=== What to do ===
1. Give the part of the Alpha Centauri text that opens with "The Alpha Centauri system is" and closes with "that harbor life." again, and swap "Sirius" for "Canopus".
2. Answer these questions from the Alpha Centauri text:
(a) Which instrument was used to detect the planet?
(b) How far apart are Alpha Centauri A and B, in terms of the Earth-Sun distance?
(c) At what acceleration rate would the trip take less than five years in newtonian space?

=== Passage given ===
Of the three stars in the Alpha Centauri system, the dimmest -- called Proxima Centauri -- is actually the nearest star. The bright stars Alpha Centauri A and B form a close binary as they are separated by only 23 times the Earth- Sun distance - slightly greater than the distance between Uranus and the Sun. 

The Alpha Centauri system is not visible in much of the northern hemisphere. Alpha Centauri A, also known as Rigil Kentaurus, is the brightest star in the constellation of Centaurus and is the fourth brightest star in the night sky. Sirius is the brightest even thought it is more than twice as far away.

By an exciting coincidence, Alpha Centauri A is the same type of star as our Sun, causing many to speculate that it might contain planets that harbor life. 

Indeed, yesterday European astronomers announced that they have discovered a planet with about the mass of the Earth orbiting a star in the Alpha Centauri system — the nearest to Earth. It is also the lightest exoplanet ever discovered around a star like the Sun. The planet was detected using the HARPS instrument on the 3.6-metre telescope atESO’s La Silla Observatory in Chile. Alpha Centauri A is the brightest component, Alpha Centauri B is the slightly fainter second star and Alpha Centauri C is the much fainter Proxima Centauri. Proxima Centauri is slightly closer to Earth than A or B and hence is formally the closest star.



In newtonian space, which is hyperluminal but inertial, it would take even less than five years at a simple acceleration rate of 9.8 m/s2. So it is not a problem of acceleration nor power, it is just a problem of energy.

Or look at it this way: it you want to keep accelerating during half of the way, it is about 2E16 meters, a force of 1 Newton boils down to 2E16 Joules wasted. For a manned mission, guess you want to accelerate at least 1000Kg at 10 m/s2, so you need 2E21 Joule and our total yearly energy consumption for all the Earth, nowadays, is about 4.74E20 Joule.

I think that any design should start by assuming that we are not willing to put more than 1E18 Joule/Year to the project.

Not to be contrary, but there is always the Orion Drive. 1950's technology can move humans at almost 1% the speed of light.

Meanwhile, maybe we should be looking at other ways of travelling across space, by remote viewing etc.

Even if we do get to the speed of light, which is theoretically impossible, many stars would still be inaccessible. So either find negative mass or BEND THE SPACE!

Contrary to what science still believes, at the time of the Big Bang there were no atoms but only waves carrying energy through the infinite Void. If we could view the Universe from outside, It would look like an egg-shaped cloud with winds running in perpetual motion inside of It. The energy is like those winds running at maximum speed and pushing out the borders of the Universe.
The Universe continues to expand as the waves that travel at the border of the Universe have never encountered, nor will ever encounter, any interference from the Void. These waves will forever expand the Space of the Universe they create and leave behind.
Wave-behavior relates to the medium in which the waves travel.
Thus, wave-behavior at the border of the Universe is different than wave-behavior within the Universe.
Inside the Universe, waves change their frequencies by colliding with other energy during their travel. These waves, because of the encountered interference, continue to transform part of their original energy in other forms. Waves travel gradually releasing heat, or amounts of energy, and their original short wavelengths, in time become longer and longer as they carry less and less energy than they did when they first started to travel. These waves lose energy releasing it in form of other waves with wavelengths longer than their own.

=== Record extracts ===
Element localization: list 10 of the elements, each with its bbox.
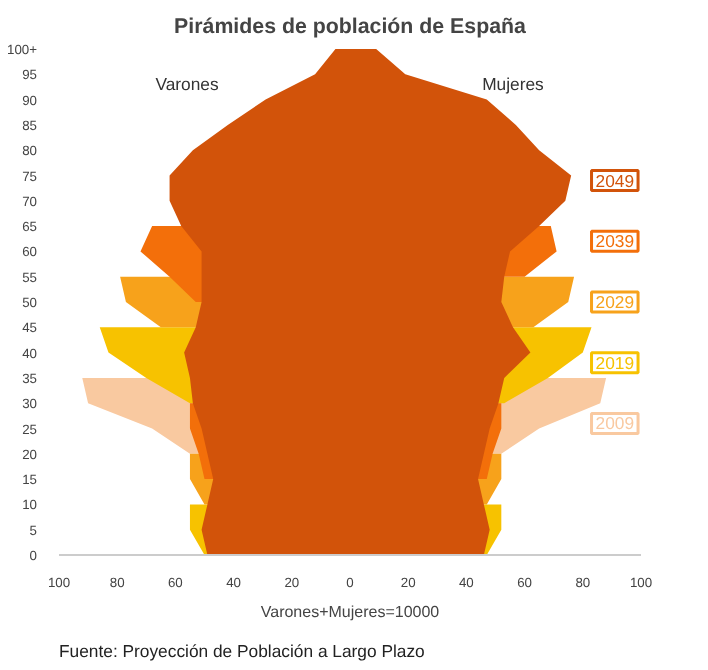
series-label: 2019 bbox=[595, 352, 635, 373]
annotation: Mujeres bbox=[482, 74, 546, 95]
source-note: Fuente: Proyección de Población a Largo Plazo bbox=[59, 641, 426, 661]
x-axis-title: Varones+Mujeres=10000 bbox=[260, 603, 441, 621]
series-label: 2049 bbox=[595, 170, 635, 191]
chart-title: Pirámides de población de España bbox=[174, 15, 527, 39]
text: 2039 bbox=[595, 231, 635, 252]
series-label: 2029 bbox=[595, 292, 635, 312]
series-label: 2009 bbox=[595, 413, 635, 434]
annotation: Varones bbox=[155, 74, 220, 95]
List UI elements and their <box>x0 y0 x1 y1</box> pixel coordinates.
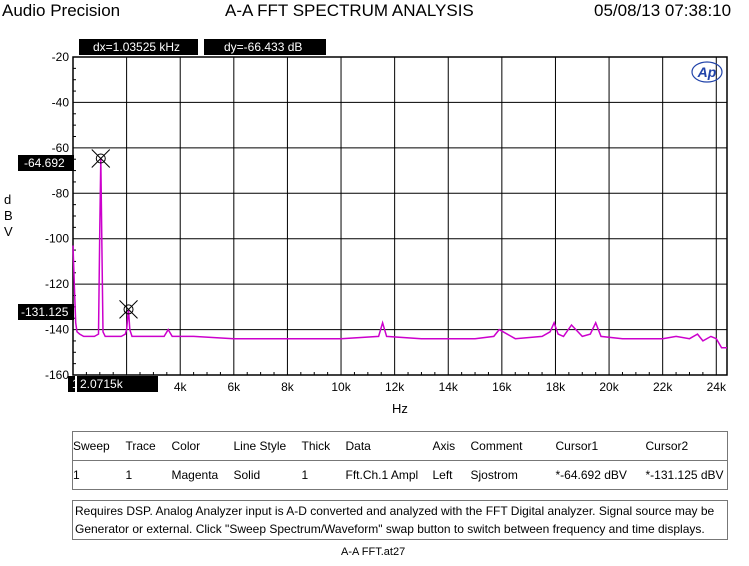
ap-logo-text: Ap <box>697 64 717 80</box>
plot-frame <box>72 56 728 376</box>
cursor1-y-readout: -64.692 <box>18 155 74 171</box>
legend-cell: Fft.Ch.1 Ampl <box>345 468 419 482</box>
cursor-cross-line <box>91 149 111 168</box>
cursor-cross-line <box>119 300 138 319</box>
legend-cell: 1 <box>125 468 133 482</box>
y-tick-label: -140 <box>45 323 69 337</box>
x-tick-label: 4k <box>174 380 188 394</box>
y-tick-label: -100 <box>45 232 69 246</box>
legend-header: Line Style <box>233 431 302 461</box>
legend-cell: *-131.125 dBV <box>645 468 724 482</box>
timestamp: 05/08/13 07:38:10 <box>594 1 732 20</box>
trace-legend-table: Sweep Trace Color Line Style Thick Data … <box>72 431 728 490</box>
legend-header: Trace <box>125 431 172 461</box>
ap-logo-ring <box>691 61 723 83</box>
x-tick-label: 14k <box>439 380 459 394</box>
y-tick-label: -120 <box>45 277 69 291</box>
legend-header: Axis <box>432 431 471 461</box>
cursor-2-marker <box>119 300 138 319</box>
x-tick-label: 8k <box>281 380 295 394</box>
page-title: A-A FFT SPECTRUM ANALYSIS <box>225 1 474 20</box>
legend-header: Thick <box>301 431 346 461</box>
y-axis-label-b: B <box>4 208 13 223</box>
y-tick-label: -80 <box>52 186 70 200</box>
x-tick-label: 18k <box>546 380 566 394</box>
cursor-1-marker <box>91 149 111 168</box>
legend-cell: Left <box>432 468 453 482</box>
cursor-circle <box>95 153 106 164</box>
x-tick-label: 16k <box>492 380 512 394</box>
legend-header: Sweep <box>72 431 126 461</box>
y-axis-label-v: V <box>4 224 13 239</box>
x-tick-label: 24k <box>707 380 727 394</box>
ap-logo: Ap <box>691 61 723 83</box>
spectrum-chart: -20 -40 -60 -80 -100 -120 -140 -160 4k 6k 8k 10k 12k… <box>45 50 728 394</box>
legend-data-row: 1 1 Magenta Solid 1 Fft.Ch.1 Ampl Left S… <box>73 461 728 490</box>
x-axis-label: Hz <box>392 401 408 416</box>
app-name: Audio Precision <box>2 1 121 20</box>
y-tick-label: -40 <box>52 95 70 109</box>
legend-header: Data <box>345 431 433 461</box>
legend-header: Cursor1 <box>555 431 646 461</box>
legend-cell: 1 <box>73 468 80 482</box>
x-tick-label: 20k <box>599 380 619 394</box>
legend-cell: Sjostrom <box>470 468 518 482</box>
legend-header: Color <box>171 431 234 461</box>
legend-cell: 1 <box>301 468 309 482</box>
cursor2-x-readout: 2.0715k <box>75 376 158 392</box>
file-name: A-A FFT.at27 <box>341 546 406 558</box>
dy-readout: dy=-66.433 dB <box>204 39 326 55</box>
x-tick-label: 12k <box>385 380 405 394</box>
x-tick-label: 10k <box>331 380 351 394</box>
x-tick-label: 22k <box>653 380 673 394</box>
cursor-circle <box>123 304 134 315</box>
legend-cell: *-64.692 dBV <box>555 468 627 482</box>
legend-header: Cursor2 <box>645 431 728 461</box>
x-tick-label: 6k <box>227 380 241 394</box>
spectrum-trace <box>72 158 727 349</box>
legend-cell: Magenta <box>171 468 219 482</box>
legend-cell: Solid <box>233 468 261 482</box>
legend-header-row: Sweep Trace Color Line Style Thick Data … <box>72 431 728 461</box>
y-tick-label: -160 <box>45 368 69 382</box>
y-tick-label: -60 <box>52 141 70 155</box>
y-axis-label-d: d <box>4 192 12 207</box>
cursor2-y-readout: -131.125 <box>18 304 74 320</box>
legend-header: Comment <box>470 431 556 461</box>
notes-box: Requires DSP. Analog Analyzer input is A… <box>72 500 728 540</box>
dx-readout: dx=1.03525 kHz <box>79 39 198 55</box>
y-tick-label: -20 <box>52 50 70 64</box>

=== Task answers ===
1.
The Alpha Centauri system is not visible in much of the northern hemisphere. Alpha Centauri A, also known as Rigil Kentaurus, is the brightest star in the constellation of Centaurus and is the fourth brightest star in the night sky. Canopus is the brightest even thought it is more than twice as far away.

By an exciting coincidence, Alpha Centauri A is the same type of star as our Sun, causing many to speculate that it might contain planets that harbor life.

2.
(a) The HARPS instrument.
(b) About 23 times the Earth-Sun distance.
(c) 9.8 m/s2.